Goal: The listing beneath should be written out in full, exactly as shown.

=======

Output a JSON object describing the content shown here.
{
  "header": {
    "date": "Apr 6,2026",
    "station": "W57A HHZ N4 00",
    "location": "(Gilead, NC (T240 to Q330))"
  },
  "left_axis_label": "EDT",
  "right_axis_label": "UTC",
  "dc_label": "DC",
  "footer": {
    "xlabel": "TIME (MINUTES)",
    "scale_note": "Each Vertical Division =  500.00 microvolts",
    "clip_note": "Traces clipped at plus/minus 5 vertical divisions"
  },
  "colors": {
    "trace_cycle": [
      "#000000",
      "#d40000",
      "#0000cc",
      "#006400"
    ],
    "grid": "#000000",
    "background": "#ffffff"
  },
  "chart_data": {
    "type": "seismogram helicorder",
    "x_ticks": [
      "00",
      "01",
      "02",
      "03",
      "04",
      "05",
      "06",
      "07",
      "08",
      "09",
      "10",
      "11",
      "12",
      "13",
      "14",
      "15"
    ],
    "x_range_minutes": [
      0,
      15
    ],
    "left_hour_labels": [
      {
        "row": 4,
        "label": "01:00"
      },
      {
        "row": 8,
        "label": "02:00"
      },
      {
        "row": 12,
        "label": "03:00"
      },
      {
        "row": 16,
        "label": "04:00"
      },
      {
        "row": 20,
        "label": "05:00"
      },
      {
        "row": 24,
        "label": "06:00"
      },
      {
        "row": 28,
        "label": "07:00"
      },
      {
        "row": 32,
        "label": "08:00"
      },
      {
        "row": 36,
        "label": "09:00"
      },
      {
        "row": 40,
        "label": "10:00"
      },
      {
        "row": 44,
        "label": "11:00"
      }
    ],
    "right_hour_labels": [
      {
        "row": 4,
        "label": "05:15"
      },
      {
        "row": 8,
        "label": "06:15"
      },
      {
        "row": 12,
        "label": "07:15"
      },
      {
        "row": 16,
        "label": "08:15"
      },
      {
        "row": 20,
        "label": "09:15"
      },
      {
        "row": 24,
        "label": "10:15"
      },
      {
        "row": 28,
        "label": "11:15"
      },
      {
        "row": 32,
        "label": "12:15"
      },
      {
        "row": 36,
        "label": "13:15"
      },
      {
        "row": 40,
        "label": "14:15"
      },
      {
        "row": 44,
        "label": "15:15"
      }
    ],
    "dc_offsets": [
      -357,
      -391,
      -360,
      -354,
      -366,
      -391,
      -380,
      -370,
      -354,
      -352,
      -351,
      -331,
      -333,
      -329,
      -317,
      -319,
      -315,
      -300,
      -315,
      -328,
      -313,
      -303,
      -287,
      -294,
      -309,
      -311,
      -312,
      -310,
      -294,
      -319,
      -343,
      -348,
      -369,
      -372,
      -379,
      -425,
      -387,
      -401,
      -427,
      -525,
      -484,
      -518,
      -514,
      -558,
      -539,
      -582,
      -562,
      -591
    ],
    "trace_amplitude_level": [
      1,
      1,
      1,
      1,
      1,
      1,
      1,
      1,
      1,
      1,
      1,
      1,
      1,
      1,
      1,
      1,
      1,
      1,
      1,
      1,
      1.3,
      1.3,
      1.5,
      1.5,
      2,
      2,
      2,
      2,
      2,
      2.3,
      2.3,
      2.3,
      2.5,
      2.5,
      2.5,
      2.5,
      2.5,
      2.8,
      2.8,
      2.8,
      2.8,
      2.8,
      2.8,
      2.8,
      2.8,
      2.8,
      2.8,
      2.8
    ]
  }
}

=======

Reply:
Output a JSON object describing the content shown here.
{
  "header": {
    "date": "Apr 6,2026",
    "station": "W57A HHZ N4 00",
    "location": "(Gilead, NC (T240 to Q330))"
  },
  "left_axis_label": "EDT",
  "right_axis_label": "UTC",
  "dc_label": "DC",
  "footer": {
    "xlabel": "TIME (MINUTES)",
    "scale_note": "Each Vertical Division =  500.00 microvolts",
    "clip_note": "Traces clipped at plus/minus 5 vertical divisions"
  },
  "colors": {
    "trace_cycle": [
      "#000000",
      "#d40000",
      "#0000cc",
      "#006400"
    ],
    "grid": "#000000",
    "background": "#ffffff"
  },
  "chart_data": {
    "type": "seismogram helicorder",
    "x_ticks": [
      "00",
      "01",
      "02",
      "03",
      "04",
      "05",
      "06",
      "07",
      "08",
      "09",
      "10",
      "11",
      "12",
      "13",
      "14",
      "15"
    ],
    "x_range_minutes": [
      0,
      15
    ],
    "left_hour_labels": [
      {
        "row": 4,
        "label": "01:00"
      },
      {
        "row": 8,
        "label": "02:00"
      },
      {
        "row": 12,
        "label": "03:00"
      },
      {
        "row": 16,
        "label": "04:00"
      },
      {
        "row": 20,
        "label": "05:00"
      },
      {
        "row": 24,
        "label": "06:00"
      },
      {
        "row": 28,
        "label": "07:00"
      },
      {
        "row": 32,
        "label": "08:00"
      },
      {
        "row": 36,
        "label": "09:00"
      },
      {
        "row": 40,
        "label": "10:00"
      },
      {
        "row": 44,
        "label": "11:00"
      }
    ],
    "right_hour_labels": [
      {
        "row": 4,
        "label": "05:15"
      },
      {
        "row": 8,
        "label": "06:15"
      },
      {
        "row": 12,
        "label": "07:15"
      },
      {
        "row": 16,
        "label": "08:15"
      },
      {
        "row": 20,
        "label": "09:15"
      },
      {
        "row": 24,
        "label": "10:15"
      },
      {
        "row": 28,
        "label": "11:15"
      },
      {
        "row": 32,
        "label": "12:15"
      },
      {
        "row": 36,
        "label": "13:15"
      },
      {
        "row": 40,
        "label": "14:15"
      },
      {
        "row": 44,
        "label": "15:15"
      }
    ],
    "dc_offsets": [
      -357,
      -391,
      -360,
      -354,
      -366,
      -391,
      -380,
      -370,
      -354,
      -352,
      -351,
      -331,
      -333,
      -329,
      -317,
      -319,
      -315,
      -300,
      -315,
      -328,
      -313,
      -303,
      -287,
      -294,
      -309,
      -311,
      -312,
      -310,
      -294,
      -319,
      -343,
      -348,
      -369,
      -372,
      -379,
      -425,
      -387,
      -401,
      -427,
      -525,
      -484,
      -518,
      -514,
      -558,
      -539,
      -582,
      -562,
      -591
    ],
    "trace_amplitude_level": [
      1,
      1,
      1,
      1,
      1,
      1,
      1,
      1,
      1,
      1,
      1,
      1,
      1,
      1,
      1,
      1,
      1,
      1,
      1,
      1,
      1.3,
      1.3,
      1.5,
      1.5,
      2,
      2,
      2,
      2,
      2,
      2.3,
      2.3,
      2.3,
      2.5,
      2.5,
      2.5,
      2.5,
      2.5,
      2.8,
      2.8,
      2.8,
      2.8,
      2.8,
      2.8,
      2.8,
      2.8,
      2.8,
      2.8,
      2.8
    ]
  }
}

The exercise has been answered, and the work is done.